▸ **Texto extraído**:
«¿Cómo es un cerebro?», le preguntó. No recuerda muy bien qué le respondió su tío, Francisco Lopera Restrepo. Pero no olvida que la llevó a la biblioteca de su casa y le mostró un fósil de coral lleno de surcos y relieves que se asemejan a esa parte del cuerpo de la que tanto se hablaba en las reuniones familiares.
Esta escena permanece intacta en la memoria de Paula Ospina Lopera. Tenía unos siete años cuando se interesó por primera vez en lo que hacía su tío. En ese entonces, sabía que era médico y que investigaba cosas muy importantes. Hablaba con propiedad del cerebro, ese órgano que permite que los humanos piensen, sientan y recuerden; mencionaba enfermedades raras que lo deterioran y tratamientos que intentaban contrarrestar estos males.
Con el paso del tiempo fue entendiendo mejor quién era su tío. Lo empezó a descubrir en el semillero de neurociencias para niños de la Universidad de Antioquia, cuando asumir el rol de investigadora era una oportunidad para jugar y aprender. Paula, Karina —la única hija del doctor Lopera— y otros primos se reunían los sábados en un salón para aprender sobre el Alzheimer, una enfermedad neurodegenerativa que se cruzó por primera vez en la vida de Francisco Lopera cuando vio que su abuela paterna empezó a olvidarse de los suyos. Desde entonces, se propuso un objetivo que guió su camino: encontrarle una cura al que muchos conocen como «el mal del olvido».
Paula siguió recopilando datos sobre su tío en el álbum que su mamá, Lucelly Lopera, y otras tías fueron llenando con los recortes de prensa que registraban los avances de las investigaciones que el doctor Lopera hacía con el Grupo de Neurociencias de Antioquia —GNA—, que creó en la Facultad de Medicina de la UdeA en 1992.
En varias páginas de ese archivo, creado con esmero y orgullo, aparece una de las hazañas más importantes de su carrera: en 1995, con el apoyo de su equipo, descubrió la «mutación paisa», el gen responsable de la enfermedad de Alzheimer hereditario precoz, un hallazgo clave en la comprensión de esta demencia y sus posibles tratamientos.
También supo de la relación tan estrecha que tenía con los pacientes de Alzheimer y sus familias. En las reuniones de los sábados en la casa de la abuela, él contaba detalles de sus salidas de campo, de los avances de las investigaciones, de los congresos a los que asistía. Hablaba de la generosidad de las familias que decidían donar el cerebro de sus seres queridos al Neurobanco del GNA, que comenzó en 1995 con la primera donación.
«Para él, donar su propio cerebro era una forma de actuar con reciprocidad frente a lo que le pedía a los demás. Era como decirle a los pacientes y a sus familias: ‘cómo te pido que dones tu cerebro o una muestra de sangre para estudiarla si yo no hago lo mismo’. Él siempre enseñaba con el ejemplo», recuerda Paula Ospina Lopera, quien, tras un largo recorrido, se convirtió en neuropsicóloga del GNA.

▸ **Tareas**:
1) ¿Puedes transcribir del texto sobre Francisco Lopera el pasaje que va de «Esta escena permanece» a «contrarrestar estos males.», ambos incluidos?
2) Según el texto sobre Francisco Lopera:
(a) ¿En qué año creó el Grupo de Neurociencias de Antioquia?
(b) ¿Qué descubrió con su equipo en 1995?
(c) ¿En qué familiar vio por primera vez el Alzheimer?
Responde basándote únicamente en el texto sobre Francisco Lopera.

Datos de análisis de diseño de documentos
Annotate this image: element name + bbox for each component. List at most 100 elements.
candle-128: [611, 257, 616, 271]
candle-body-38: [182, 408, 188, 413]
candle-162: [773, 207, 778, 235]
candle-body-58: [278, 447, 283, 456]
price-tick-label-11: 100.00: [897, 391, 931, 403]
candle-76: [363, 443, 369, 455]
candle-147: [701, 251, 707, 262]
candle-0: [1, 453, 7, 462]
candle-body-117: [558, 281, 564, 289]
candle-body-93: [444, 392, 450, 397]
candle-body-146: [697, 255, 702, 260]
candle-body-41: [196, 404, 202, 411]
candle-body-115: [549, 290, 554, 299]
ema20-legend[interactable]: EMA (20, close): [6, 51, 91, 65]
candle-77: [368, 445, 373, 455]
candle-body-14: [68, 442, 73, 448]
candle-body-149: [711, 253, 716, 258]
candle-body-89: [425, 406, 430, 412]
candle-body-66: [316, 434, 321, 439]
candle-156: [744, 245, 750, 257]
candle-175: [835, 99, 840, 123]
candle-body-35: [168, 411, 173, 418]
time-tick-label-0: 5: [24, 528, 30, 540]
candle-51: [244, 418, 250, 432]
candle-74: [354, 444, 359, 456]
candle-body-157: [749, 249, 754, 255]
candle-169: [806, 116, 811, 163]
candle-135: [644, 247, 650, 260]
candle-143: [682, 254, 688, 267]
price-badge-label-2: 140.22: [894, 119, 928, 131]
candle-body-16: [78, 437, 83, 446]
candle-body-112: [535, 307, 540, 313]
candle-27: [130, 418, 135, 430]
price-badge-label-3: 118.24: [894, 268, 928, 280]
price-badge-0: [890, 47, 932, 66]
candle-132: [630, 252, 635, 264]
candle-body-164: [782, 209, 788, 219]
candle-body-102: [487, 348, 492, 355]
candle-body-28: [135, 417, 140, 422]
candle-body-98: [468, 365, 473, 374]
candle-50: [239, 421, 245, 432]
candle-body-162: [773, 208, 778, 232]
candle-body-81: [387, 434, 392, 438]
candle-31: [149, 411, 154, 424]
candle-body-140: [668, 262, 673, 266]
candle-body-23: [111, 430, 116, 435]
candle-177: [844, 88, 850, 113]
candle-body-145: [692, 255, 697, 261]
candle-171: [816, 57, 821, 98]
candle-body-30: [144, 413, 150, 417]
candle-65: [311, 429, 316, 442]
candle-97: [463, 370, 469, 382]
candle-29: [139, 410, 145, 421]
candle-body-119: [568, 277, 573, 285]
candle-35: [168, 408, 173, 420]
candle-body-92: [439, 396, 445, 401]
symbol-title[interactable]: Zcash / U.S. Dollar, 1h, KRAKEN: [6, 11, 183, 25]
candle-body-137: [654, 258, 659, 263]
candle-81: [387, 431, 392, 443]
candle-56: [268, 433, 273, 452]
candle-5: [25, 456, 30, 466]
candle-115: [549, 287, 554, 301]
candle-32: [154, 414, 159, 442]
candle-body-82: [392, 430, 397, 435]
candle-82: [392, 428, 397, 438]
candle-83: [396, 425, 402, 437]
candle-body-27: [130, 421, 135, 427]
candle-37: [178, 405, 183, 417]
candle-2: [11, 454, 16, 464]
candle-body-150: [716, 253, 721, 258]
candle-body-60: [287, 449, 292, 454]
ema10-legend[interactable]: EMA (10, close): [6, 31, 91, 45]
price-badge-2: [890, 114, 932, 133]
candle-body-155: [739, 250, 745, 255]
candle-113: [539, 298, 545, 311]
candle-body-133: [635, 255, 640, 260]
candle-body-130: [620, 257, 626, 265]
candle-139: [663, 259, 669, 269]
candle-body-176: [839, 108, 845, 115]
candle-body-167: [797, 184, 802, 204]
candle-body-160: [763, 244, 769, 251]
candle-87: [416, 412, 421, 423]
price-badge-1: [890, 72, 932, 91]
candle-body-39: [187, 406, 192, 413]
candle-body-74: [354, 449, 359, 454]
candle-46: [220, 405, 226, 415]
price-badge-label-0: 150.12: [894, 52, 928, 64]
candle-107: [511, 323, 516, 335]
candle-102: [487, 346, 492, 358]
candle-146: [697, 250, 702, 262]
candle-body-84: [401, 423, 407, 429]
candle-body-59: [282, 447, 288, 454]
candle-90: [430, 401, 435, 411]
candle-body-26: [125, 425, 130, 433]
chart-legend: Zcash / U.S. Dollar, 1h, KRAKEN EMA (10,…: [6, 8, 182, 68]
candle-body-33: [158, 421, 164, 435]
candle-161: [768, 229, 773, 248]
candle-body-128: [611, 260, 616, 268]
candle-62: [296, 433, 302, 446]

▸ **Soluciones**:
1)
Esta escena permanece intacta en la memoria de Paula Ospina Lopera. Tenía unos siete años cuando se interesó por primera vez en lo que hacía su tío. En ese entonces, sabía que era médico y que investigaba cosas muy importantes. Hablaba con propiedad del cerebro, ese órgano que permite que los humanos piensen, sientan y recuerden; mencionaba enfermedades raras que lo deterioran y tratamientos que intentaban contrarrestar estos males.

2)
(a) En 1992.
(b) La «mutación paisa», el gen responsable de la enfermedad de Alzheimer hereditario precoz.
(c) En su abuela paterna.